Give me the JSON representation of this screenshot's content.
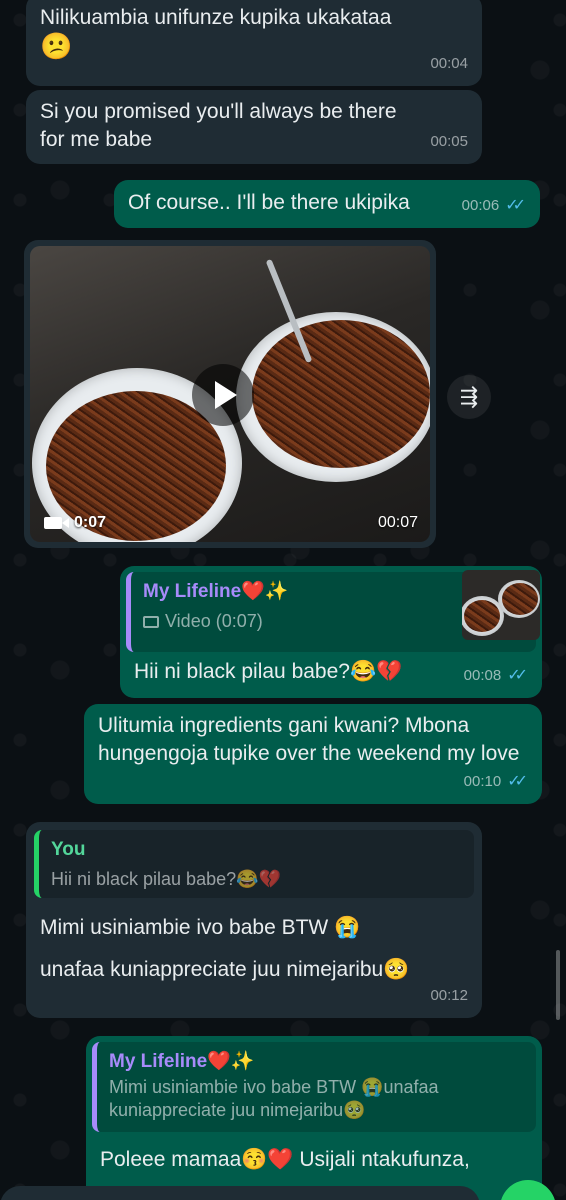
{
  "messages": {
    "m1": {
      "text": "Nilikuambia unifunze kupika ukakataa",
      "emoji": "😕",
      "time": "00:04"
    },
    "m2": {
      "text": "Si you promised you'll always be there for me babe",
      "time": "00:05"
    },
    "m3": {
      "text": "Of course.. I'll be there ukipika",
      "time": "00:06"
    },
    "video": {
      "duration": "0:07",
      "time": "00:07"
    },
    "m4": {
      "quote_author": "My Lifeline❤️✨",
      "quote_text": "Video (0:07)",
      "text": "Hii ni black pilau babe?😂💔",
      "time": "00:08"
    },
    "m5": {
      "text": "Ulitumia ingredients gani kwani? Mbona hungengoja tupike over the weekend my love",
      "time": "00:10"
    },
    "m6": {
      "quote_author": "You",
      "quote_text": "Hii ni black pilau babe?😂💔",
      "line1": "Mimi usiniambie ivo babe BTW 😭",
      "line2": "unafaa kuniappreciate juu nimejaribu🥺",
      "time": "00:12"
    },
    "m7": {
      "quote_author": "My Lifeline❤️✨",
      "quote_text": "Mimi usiniambie ivo babe BTW 😭unafaa kuniappreciate juu nimejaribu🥺",
      "text": "Poleee mamaa😚❤️ Usijali ntakufunza,"
    }
  },
  "icons": {
    "read_receipt": "double-check-icon",
    "forward": "forward-icon",
    "play": "play-icon",
    "video_camera": "video-camera-icon"
  },
  "colors": {
    "incoming_bubble": "#1f2c34",
    "outgoing_bubble": "#005c4b",
    "read_tick": "#53bdeb",
    "quote_bar_purple": "#a78bfa",
    "quote_bar_green": "#25d366"
  }
}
*****
Transcribe the listing in full. Omit the pictures and keep every line exact.

Give me the JSON representation of this screenshot's content.
{
  "messages": {
    "m1": {
      "text": "Nilikuambia unifunze kupika ukakataa",
      "emoji": "😕",
      "time": "00:04"
    },
    "m2": {
      "text": "Si you promised you'll always be there for me babe",
      "time": "00:05"
    },
    "m3": {
      "text": "Of course.. I'll be there ukipika",
      "time": "00:06"
    },
    "video": {
      "duration": "0:07",
      "time": "00:07"
    },
    "m4": {
      "quote_author": "My Lifeline❤️✨",
      "quote_text": "Video (0:07)",
      "text": "Hii ni black pilau babe?😂💔",
      "time": "00:08"
    },
    "m5": {
      "text": "Ulitumia ingredients gani kwani? Mbona hungengoja tupike over the weekend my love",
      "time": "00:10"
    },
    "m6": {
      "quote_author": "You",
      "quote_text": "Hii ni black pilau babe?😂💔",
      "line1": "Mimi usiniambie ivo babe BTW 😭",
      "line2": "unafaa kuniappreciate juu nimejaribu🥺",
      "time": "00:12"
    },
    "m7": {
      "quote_author": "My Lifeline❤️✨",
      "quote_text": "Mimi usiniambie ivo babe BTW 😭unafaa kuniappreciate juu nimejaribu🥺",
      "text": "Poleee mamaa😚❤️ Usijali ntakufunza,"
    }
  },
  "icons": {
    "read_receipt": "double-check-icon",
    "forward": "forward-icon",
    "play": "play-icon",
    "video_camera": "video-camera-icon"
  },
  "colors": {
    "incoming_bubble": "#1f2c34",
    "outgoing_bubble": "#005c4b",
    "read_tick": "#53bdeb",
    "quote_bar_purple": "#a78bfa",
    "quote_bar_green": "#25d366"
  }
}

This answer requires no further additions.